[Some records]
——————————

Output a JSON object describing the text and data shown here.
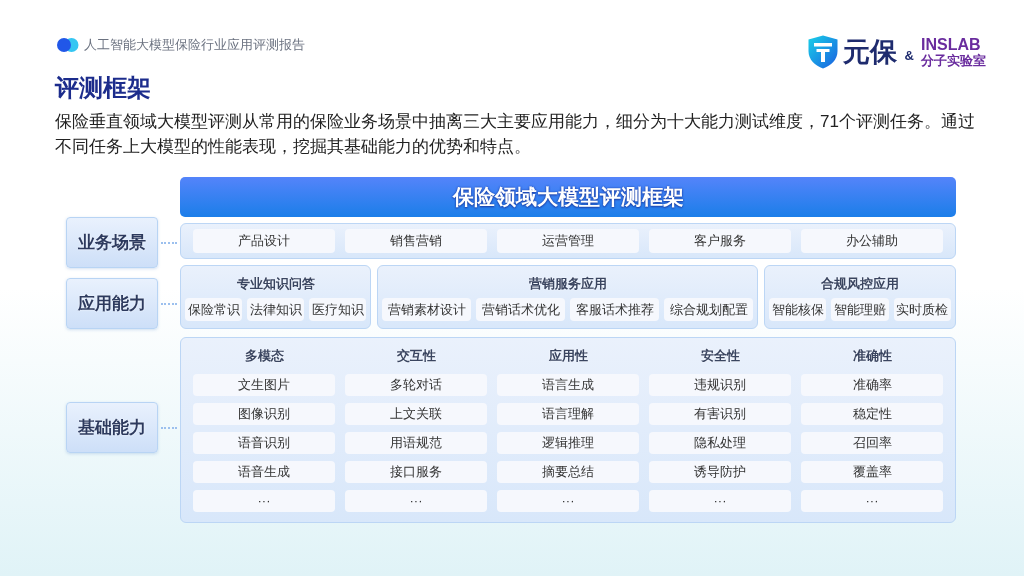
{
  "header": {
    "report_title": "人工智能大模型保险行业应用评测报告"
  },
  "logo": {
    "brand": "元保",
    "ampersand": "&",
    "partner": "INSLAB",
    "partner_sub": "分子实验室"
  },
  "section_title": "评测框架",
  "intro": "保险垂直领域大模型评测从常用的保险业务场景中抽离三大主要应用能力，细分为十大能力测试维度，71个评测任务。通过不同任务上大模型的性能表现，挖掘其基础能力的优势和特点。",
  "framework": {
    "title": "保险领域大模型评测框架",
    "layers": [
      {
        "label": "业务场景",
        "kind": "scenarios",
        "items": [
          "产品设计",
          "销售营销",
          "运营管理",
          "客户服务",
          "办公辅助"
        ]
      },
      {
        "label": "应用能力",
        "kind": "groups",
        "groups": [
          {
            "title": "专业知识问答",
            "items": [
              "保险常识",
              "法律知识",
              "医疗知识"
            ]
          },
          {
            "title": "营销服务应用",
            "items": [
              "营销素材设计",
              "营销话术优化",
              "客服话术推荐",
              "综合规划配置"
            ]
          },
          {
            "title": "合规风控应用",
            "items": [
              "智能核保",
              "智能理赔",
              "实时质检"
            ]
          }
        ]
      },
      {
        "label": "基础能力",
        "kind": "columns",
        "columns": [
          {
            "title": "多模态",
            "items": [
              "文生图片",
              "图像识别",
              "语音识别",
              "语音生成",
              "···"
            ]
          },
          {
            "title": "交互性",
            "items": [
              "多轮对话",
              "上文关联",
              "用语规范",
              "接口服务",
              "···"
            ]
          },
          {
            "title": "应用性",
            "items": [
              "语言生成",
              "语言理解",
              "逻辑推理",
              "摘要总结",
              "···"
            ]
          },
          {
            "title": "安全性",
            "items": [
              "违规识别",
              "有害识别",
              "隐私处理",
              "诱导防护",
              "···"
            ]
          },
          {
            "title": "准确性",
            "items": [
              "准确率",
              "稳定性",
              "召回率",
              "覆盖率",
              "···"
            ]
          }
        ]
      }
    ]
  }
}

——————————

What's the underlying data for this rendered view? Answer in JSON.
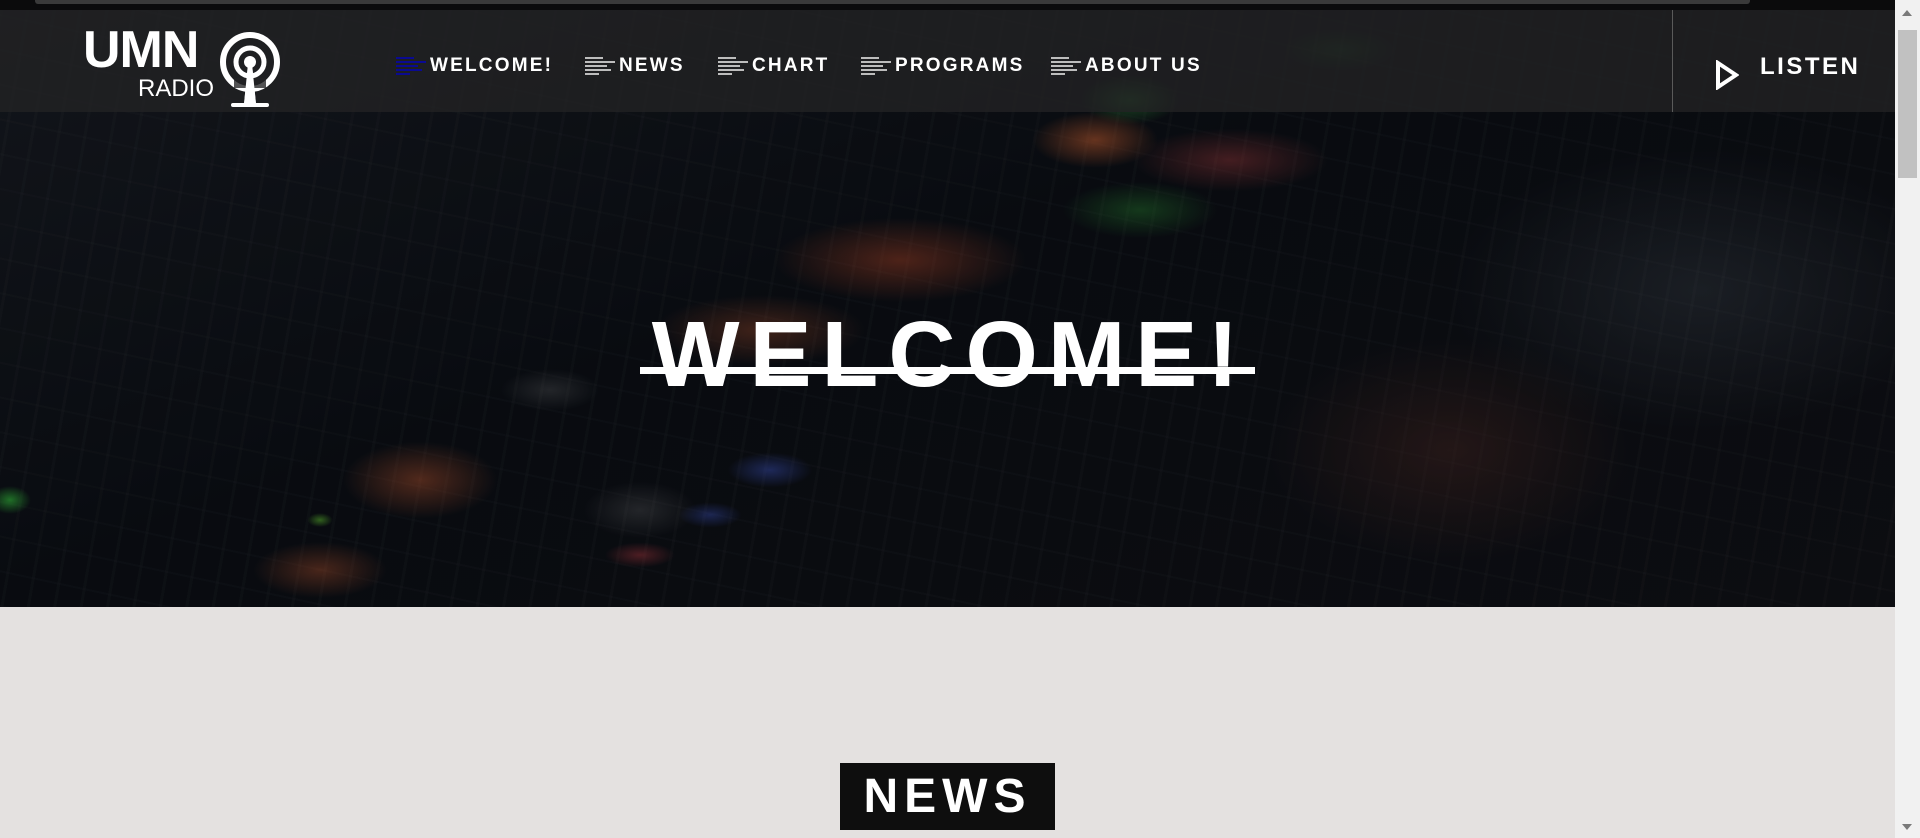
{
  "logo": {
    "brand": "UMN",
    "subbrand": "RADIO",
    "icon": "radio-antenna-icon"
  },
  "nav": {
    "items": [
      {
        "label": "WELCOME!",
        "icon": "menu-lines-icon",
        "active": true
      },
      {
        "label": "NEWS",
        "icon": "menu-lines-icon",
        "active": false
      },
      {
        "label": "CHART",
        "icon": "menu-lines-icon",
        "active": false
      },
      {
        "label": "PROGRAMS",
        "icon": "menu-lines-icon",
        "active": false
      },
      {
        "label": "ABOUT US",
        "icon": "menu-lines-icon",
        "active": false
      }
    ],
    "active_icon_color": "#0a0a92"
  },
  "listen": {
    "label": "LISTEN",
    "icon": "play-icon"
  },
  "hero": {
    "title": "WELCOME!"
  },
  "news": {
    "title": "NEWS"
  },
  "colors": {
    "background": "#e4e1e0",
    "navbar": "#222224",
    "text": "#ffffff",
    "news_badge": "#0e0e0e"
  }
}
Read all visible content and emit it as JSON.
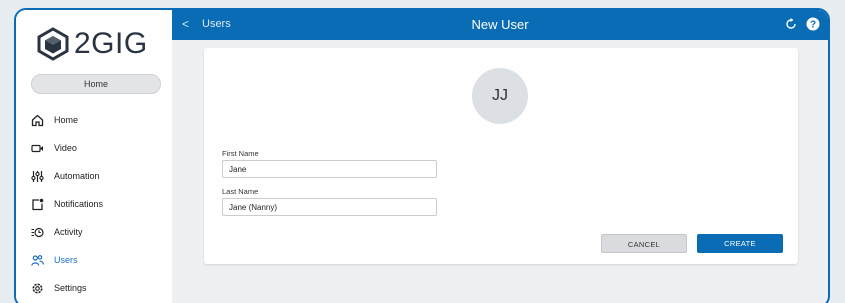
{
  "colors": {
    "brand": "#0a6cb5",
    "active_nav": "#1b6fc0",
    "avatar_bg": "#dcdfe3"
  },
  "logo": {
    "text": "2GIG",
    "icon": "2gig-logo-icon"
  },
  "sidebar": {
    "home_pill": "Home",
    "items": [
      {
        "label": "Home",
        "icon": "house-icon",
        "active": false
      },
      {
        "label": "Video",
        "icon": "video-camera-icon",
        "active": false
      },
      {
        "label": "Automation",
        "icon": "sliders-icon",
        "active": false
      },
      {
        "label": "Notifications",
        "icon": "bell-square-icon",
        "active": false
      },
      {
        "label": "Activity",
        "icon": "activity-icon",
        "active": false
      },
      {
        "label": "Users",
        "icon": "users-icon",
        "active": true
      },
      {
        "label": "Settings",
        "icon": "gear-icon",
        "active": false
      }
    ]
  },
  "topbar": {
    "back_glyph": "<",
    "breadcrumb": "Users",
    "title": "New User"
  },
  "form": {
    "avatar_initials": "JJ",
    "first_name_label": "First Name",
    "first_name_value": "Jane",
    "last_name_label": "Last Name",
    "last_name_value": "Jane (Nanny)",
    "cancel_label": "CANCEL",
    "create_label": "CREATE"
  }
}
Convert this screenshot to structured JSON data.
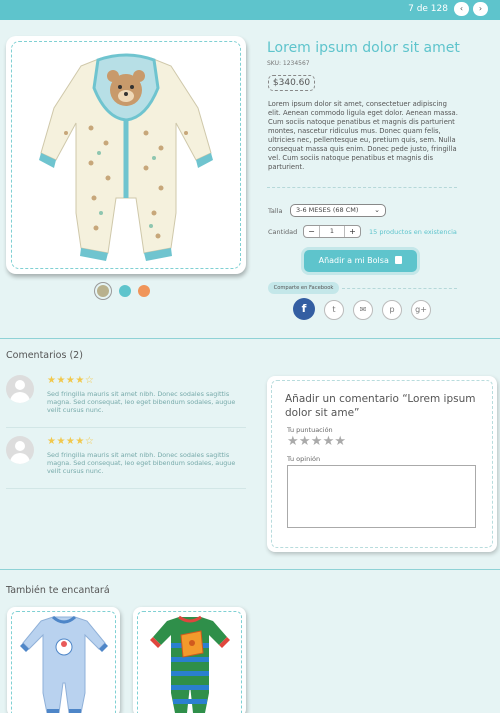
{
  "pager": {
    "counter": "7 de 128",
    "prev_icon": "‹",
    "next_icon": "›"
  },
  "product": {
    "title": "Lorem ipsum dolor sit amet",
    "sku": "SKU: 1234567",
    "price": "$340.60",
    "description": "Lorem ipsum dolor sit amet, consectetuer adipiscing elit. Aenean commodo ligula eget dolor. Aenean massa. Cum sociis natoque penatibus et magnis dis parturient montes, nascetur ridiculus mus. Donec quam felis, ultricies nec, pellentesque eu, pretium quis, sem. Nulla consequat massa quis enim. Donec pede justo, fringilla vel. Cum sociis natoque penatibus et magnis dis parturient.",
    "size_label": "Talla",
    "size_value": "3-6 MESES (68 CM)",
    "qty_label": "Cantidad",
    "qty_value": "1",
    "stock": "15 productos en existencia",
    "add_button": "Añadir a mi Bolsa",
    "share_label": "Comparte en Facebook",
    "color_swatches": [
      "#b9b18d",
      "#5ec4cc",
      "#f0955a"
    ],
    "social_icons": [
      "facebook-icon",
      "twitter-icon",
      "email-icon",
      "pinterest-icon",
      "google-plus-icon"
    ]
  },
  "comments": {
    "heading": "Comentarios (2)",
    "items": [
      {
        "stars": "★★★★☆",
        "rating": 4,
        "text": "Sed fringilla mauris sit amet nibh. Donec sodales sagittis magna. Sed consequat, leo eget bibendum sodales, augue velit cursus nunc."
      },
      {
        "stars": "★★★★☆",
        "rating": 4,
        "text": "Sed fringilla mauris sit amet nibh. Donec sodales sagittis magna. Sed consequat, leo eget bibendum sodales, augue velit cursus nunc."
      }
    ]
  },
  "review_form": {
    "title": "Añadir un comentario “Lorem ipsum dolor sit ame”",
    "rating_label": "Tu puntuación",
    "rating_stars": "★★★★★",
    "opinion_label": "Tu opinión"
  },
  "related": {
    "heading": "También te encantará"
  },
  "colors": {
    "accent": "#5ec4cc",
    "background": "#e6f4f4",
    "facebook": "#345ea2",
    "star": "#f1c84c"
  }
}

——————————

> [Challenge]
Show each line of the data that contains the string "this".

> [Correct response]
What's the underlying data for this rendered view? Answer in JSON.
Convert this screenshot to structured JSON data.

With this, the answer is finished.